━━━ Recorded data

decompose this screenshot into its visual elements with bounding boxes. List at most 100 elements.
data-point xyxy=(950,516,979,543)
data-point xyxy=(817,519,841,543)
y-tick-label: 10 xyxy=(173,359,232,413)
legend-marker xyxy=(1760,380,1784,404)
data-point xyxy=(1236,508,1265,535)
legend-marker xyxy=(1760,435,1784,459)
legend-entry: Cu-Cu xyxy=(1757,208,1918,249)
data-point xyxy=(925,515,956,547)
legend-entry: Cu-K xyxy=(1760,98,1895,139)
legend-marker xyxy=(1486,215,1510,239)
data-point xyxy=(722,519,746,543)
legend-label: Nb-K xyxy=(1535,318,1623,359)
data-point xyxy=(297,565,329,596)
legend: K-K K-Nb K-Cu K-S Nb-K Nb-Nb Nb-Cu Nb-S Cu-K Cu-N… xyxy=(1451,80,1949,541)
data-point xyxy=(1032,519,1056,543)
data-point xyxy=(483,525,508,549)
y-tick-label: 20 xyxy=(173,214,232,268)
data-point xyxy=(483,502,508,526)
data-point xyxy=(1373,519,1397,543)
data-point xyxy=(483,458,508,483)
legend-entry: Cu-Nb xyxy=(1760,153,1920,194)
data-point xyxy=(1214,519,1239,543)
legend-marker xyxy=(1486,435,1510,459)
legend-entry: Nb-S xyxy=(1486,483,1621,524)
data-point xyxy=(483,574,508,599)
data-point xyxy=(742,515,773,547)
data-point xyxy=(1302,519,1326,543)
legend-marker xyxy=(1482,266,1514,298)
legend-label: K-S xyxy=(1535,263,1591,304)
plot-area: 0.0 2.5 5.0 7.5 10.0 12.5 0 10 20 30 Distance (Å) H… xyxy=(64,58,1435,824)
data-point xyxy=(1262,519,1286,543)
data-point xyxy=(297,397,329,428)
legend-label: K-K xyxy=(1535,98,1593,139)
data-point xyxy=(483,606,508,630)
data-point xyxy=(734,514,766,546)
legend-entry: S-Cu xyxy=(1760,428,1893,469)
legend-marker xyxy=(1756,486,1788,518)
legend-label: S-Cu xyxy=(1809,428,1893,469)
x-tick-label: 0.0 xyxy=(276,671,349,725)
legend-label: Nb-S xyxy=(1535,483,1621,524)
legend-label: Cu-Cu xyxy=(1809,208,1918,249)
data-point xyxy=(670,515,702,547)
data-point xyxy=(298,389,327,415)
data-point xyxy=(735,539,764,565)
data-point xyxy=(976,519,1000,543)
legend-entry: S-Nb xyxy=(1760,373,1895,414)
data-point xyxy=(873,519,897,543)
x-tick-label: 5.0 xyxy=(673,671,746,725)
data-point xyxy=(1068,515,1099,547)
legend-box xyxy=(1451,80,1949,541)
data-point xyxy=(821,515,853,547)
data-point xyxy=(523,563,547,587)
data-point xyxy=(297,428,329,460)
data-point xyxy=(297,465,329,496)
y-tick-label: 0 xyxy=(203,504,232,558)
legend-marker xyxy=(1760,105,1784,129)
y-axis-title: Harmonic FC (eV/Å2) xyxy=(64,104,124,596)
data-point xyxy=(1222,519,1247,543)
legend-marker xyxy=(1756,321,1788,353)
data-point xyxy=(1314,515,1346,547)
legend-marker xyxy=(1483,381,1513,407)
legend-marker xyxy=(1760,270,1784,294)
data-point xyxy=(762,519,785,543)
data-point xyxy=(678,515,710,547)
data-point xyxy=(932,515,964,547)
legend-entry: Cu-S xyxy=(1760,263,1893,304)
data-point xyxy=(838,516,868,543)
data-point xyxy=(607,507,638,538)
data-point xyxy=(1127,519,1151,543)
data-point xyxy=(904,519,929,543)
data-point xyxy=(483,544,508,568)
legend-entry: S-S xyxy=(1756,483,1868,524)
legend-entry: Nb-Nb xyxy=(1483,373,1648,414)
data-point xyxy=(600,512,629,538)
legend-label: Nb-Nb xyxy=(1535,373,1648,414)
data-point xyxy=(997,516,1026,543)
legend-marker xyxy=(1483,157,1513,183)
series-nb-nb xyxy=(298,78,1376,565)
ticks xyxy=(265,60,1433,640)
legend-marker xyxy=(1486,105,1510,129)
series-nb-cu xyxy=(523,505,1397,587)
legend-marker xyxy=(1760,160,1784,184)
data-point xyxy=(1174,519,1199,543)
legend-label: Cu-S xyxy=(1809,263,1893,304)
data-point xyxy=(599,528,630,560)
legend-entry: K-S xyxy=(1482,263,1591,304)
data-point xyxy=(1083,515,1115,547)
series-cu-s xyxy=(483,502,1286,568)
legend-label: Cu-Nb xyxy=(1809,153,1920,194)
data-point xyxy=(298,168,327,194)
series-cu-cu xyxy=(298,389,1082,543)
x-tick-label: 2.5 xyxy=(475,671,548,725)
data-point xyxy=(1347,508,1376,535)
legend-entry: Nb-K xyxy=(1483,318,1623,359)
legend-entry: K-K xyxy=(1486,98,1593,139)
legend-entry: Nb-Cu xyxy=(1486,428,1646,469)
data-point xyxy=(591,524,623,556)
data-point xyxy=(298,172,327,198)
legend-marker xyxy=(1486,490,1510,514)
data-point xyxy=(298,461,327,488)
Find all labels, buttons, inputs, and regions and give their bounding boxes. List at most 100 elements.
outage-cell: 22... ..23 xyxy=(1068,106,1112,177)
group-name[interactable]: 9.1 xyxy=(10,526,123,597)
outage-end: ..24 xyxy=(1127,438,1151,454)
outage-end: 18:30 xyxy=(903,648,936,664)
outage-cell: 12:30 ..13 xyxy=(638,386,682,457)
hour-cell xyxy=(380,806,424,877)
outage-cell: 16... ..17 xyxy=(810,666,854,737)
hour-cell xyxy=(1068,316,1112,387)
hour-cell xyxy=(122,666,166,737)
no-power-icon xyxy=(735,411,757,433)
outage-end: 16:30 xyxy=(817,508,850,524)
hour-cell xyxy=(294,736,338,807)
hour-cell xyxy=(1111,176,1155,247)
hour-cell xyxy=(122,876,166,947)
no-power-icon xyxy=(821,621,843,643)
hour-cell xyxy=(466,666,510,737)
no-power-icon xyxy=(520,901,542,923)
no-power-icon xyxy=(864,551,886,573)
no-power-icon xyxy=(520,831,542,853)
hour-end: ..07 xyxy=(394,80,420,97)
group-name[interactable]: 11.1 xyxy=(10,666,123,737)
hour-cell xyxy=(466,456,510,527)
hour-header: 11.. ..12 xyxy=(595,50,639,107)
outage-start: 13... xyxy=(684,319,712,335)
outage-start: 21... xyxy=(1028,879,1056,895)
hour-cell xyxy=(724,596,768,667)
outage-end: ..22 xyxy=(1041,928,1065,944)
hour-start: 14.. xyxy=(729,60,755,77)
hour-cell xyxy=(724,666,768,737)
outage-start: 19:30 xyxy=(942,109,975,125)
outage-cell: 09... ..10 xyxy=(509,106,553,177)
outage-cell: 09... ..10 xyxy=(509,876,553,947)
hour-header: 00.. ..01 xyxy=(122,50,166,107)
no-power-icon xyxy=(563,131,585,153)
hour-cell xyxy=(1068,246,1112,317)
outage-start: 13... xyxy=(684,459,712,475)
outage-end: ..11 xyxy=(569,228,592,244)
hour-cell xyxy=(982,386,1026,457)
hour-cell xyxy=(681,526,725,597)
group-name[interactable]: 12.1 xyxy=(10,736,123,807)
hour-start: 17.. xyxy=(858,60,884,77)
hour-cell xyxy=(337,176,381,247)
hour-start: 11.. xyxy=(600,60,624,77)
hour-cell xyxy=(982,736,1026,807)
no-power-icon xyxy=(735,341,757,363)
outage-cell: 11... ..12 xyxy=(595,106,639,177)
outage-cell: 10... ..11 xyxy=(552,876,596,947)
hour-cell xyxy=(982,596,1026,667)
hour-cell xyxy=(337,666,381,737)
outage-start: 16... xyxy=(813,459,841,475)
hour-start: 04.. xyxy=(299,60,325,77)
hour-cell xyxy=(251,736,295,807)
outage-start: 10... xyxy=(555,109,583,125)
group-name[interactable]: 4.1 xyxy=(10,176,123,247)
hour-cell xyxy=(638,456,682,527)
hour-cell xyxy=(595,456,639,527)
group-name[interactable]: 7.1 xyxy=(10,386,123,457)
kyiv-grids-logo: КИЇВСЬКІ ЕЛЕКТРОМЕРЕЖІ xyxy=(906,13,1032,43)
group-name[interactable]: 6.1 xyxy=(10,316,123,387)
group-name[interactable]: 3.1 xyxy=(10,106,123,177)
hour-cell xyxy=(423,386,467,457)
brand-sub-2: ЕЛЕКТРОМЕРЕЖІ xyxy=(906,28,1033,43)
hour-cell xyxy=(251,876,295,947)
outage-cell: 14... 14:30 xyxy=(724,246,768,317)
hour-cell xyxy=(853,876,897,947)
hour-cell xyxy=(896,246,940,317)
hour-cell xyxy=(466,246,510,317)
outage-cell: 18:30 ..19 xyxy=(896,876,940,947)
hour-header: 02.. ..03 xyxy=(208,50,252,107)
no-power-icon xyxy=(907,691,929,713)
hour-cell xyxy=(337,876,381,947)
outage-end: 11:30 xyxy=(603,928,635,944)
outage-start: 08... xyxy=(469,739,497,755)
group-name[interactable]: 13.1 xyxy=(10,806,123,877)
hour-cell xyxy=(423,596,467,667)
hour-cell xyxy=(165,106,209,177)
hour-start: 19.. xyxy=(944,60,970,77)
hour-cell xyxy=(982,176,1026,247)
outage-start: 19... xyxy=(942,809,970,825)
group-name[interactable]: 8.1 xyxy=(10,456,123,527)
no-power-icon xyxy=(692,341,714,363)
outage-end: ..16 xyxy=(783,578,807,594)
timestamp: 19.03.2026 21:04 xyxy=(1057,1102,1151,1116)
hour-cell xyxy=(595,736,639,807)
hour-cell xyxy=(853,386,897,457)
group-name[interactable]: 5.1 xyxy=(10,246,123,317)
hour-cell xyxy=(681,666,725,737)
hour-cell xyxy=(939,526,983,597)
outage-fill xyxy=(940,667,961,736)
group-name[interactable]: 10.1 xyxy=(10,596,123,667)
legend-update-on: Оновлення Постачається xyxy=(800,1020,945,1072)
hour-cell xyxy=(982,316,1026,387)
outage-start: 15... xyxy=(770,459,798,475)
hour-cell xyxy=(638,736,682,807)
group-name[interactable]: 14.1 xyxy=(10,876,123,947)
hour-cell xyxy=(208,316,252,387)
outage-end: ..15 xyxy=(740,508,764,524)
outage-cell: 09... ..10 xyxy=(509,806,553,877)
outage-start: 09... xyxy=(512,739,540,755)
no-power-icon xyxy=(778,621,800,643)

━━━━━━

### Written task
Print the stretch from the start of the entries through the line containing "data-point xyxy=(1236,508,1265,535)", both ends included, repeating those lines exactly.

### Exercise answer
decompose this screenshot into its visual elements with bounding boxes. List at most 100 elements.
data-point xyxy=(950,516,979,543)
data-point xyxy=(817,519,841,543)
y-tick-label: 10 xyxy=(173,359,232,413)
legend-marker xyxy=(1760,380,1784,404)
data-point xyxy=(1236,508,1265,535)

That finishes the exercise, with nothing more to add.